**Exercise prompt**: The answer should be a single number: how many lines of the entries below hold the word "title".

-- Begin Records --

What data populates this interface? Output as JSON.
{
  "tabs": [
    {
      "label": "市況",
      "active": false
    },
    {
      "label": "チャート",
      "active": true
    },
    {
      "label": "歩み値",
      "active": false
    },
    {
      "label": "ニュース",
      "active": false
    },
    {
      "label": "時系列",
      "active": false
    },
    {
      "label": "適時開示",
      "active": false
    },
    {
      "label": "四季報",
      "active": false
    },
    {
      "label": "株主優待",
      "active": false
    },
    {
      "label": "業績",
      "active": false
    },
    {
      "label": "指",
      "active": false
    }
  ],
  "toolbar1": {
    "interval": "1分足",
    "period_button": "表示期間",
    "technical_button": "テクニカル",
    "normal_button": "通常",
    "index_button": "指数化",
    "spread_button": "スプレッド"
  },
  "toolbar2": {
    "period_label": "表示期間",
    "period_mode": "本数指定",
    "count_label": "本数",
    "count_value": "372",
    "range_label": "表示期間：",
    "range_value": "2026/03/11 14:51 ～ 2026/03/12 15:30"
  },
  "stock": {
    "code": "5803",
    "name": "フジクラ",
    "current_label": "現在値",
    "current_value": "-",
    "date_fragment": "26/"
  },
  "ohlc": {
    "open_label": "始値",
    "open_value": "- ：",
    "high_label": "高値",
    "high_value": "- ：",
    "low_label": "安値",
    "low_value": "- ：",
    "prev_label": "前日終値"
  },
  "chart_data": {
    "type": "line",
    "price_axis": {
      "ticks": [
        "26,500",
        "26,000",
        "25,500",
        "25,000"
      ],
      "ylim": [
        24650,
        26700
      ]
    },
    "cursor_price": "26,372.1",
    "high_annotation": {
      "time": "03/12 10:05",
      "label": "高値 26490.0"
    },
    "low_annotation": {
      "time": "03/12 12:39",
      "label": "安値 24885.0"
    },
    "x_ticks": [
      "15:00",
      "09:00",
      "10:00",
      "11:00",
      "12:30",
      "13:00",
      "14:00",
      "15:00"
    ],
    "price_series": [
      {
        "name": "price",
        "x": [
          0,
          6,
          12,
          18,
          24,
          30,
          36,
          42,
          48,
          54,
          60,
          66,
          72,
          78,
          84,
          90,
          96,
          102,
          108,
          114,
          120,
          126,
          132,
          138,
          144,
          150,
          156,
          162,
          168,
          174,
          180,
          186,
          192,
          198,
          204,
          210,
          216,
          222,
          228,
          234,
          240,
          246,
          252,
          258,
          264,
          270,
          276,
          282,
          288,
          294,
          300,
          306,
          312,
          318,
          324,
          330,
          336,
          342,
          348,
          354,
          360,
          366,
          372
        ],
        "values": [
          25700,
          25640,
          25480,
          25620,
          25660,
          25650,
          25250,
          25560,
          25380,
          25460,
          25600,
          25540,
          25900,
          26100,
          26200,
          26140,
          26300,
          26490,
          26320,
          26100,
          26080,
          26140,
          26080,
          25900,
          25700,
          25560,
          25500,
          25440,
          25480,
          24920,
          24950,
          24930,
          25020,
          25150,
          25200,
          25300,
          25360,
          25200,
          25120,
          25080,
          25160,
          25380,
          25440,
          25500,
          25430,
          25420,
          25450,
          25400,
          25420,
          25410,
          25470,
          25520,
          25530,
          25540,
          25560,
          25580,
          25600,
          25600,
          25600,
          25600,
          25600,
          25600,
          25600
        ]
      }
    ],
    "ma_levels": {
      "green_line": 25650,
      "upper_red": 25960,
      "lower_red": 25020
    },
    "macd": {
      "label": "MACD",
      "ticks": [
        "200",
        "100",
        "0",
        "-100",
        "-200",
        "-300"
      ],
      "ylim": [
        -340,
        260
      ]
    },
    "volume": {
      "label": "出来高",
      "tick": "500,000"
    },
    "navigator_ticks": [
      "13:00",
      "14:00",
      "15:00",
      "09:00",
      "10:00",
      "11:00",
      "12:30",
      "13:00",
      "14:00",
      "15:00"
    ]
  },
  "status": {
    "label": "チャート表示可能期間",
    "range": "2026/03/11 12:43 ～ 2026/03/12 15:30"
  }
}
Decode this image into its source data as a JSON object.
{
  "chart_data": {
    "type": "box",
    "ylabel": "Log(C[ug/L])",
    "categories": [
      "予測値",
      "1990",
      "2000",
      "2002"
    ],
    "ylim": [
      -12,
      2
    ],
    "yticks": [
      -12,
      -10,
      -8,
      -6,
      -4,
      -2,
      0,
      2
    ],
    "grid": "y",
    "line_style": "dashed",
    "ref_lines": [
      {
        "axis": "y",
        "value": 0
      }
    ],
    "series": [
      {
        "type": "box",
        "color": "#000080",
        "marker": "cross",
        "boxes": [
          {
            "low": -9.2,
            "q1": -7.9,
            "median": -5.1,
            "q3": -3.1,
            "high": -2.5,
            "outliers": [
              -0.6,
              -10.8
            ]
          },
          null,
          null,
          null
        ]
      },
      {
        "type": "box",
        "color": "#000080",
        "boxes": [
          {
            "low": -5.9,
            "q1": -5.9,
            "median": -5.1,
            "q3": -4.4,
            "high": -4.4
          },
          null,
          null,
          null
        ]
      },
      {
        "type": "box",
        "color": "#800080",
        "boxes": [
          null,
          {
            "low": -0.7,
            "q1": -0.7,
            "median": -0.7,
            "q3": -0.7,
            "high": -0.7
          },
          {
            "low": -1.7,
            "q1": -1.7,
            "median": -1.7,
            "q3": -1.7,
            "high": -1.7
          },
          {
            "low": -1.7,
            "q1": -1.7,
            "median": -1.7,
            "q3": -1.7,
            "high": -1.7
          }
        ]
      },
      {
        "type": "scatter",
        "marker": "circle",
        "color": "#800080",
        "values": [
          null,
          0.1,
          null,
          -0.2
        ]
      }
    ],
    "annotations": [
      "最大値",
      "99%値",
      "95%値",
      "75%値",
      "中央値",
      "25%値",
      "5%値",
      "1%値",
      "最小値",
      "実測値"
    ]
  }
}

-- End Records --
-- Begin Records --

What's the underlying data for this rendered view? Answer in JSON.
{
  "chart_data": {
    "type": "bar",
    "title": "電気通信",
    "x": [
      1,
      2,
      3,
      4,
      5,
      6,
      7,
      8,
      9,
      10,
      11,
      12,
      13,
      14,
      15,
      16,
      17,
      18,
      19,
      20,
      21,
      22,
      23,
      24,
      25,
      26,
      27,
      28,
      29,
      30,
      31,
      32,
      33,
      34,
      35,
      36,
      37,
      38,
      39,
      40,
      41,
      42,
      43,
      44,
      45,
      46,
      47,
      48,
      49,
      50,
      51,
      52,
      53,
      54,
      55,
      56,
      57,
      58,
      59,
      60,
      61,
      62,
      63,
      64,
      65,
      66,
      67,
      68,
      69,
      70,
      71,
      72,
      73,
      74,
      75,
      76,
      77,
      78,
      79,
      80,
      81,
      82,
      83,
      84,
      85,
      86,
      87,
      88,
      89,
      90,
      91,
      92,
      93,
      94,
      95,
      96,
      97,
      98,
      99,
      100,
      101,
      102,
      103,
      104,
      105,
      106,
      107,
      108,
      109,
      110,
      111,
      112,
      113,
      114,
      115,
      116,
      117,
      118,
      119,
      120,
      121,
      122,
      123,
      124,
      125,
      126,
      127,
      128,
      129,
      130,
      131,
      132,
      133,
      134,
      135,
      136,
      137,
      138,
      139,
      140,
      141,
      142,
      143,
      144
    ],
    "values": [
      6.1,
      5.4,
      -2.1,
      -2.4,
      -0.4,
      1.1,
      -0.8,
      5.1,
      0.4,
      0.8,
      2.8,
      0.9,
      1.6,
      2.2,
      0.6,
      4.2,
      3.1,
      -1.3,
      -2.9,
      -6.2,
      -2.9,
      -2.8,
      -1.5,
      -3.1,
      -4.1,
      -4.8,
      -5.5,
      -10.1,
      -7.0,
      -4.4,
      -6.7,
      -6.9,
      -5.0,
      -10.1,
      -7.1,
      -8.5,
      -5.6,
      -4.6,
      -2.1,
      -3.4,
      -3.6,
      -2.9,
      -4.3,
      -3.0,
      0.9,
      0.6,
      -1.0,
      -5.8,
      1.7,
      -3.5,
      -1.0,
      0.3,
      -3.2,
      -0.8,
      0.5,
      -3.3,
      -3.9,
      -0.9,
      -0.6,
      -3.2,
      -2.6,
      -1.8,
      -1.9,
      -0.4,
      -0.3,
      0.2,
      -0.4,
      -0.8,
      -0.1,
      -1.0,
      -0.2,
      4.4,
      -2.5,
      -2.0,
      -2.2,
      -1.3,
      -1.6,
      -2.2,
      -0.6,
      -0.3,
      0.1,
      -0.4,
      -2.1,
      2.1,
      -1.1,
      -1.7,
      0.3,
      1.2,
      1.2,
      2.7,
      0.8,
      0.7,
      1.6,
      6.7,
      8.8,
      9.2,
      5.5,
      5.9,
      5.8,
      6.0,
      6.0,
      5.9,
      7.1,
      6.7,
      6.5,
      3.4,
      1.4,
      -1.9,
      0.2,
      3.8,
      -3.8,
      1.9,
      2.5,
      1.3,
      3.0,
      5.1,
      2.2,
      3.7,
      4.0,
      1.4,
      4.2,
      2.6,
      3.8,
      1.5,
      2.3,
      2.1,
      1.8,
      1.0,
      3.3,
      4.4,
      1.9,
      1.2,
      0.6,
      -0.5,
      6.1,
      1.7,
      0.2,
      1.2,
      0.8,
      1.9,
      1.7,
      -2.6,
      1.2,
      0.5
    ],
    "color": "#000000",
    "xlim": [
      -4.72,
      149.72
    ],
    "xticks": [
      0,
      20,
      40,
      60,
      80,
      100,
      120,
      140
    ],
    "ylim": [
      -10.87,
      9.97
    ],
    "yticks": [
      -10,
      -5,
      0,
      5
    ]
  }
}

-- End Records --
-- Begin Records --

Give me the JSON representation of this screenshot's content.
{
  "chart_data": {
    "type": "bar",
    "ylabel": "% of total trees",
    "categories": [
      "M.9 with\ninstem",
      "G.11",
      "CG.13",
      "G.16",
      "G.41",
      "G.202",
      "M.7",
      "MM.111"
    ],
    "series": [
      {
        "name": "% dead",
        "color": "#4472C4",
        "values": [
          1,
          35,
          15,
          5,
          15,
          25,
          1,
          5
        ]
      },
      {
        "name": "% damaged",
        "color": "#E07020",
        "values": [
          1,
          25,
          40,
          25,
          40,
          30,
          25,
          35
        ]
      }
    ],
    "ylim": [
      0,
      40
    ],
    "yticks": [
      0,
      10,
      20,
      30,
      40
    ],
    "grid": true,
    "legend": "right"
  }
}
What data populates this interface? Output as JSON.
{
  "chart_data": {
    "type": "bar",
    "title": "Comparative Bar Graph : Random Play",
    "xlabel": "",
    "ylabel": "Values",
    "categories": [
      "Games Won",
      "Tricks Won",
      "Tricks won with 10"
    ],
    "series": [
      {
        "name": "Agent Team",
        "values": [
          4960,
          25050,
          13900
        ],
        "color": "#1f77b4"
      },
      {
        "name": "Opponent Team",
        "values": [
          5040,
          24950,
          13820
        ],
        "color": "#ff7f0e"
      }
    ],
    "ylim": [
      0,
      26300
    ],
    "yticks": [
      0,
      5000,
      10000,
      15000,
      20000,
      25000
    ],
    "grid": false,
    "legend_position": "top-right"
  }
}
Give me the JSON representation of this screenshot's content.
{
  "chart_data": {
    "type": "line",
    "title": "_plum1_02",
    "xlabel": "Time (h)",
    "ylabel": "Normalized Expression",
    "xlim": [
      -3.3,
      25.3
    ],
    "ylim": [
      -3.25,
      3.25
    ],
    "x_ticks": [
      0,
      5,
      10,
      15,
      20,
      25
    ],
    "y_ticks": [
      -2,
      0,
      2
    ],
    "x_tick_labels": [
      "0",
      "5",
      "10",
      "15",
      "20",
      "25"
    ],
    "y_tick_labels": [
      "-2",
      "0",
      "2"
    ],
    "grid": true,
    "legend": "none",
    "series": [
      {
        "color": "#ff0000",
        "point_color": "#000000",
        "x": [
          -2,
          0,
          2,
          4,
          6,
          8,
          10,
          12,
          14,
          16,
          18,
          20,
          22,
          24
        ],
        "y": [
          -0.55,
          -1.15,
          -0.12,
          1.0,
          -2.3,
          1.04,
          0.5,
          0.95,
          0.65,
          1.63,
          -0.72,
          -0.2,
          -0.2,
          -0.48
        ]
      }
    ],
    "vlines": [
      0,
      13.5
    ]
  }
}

-- End Records --

**Correct answer**: 3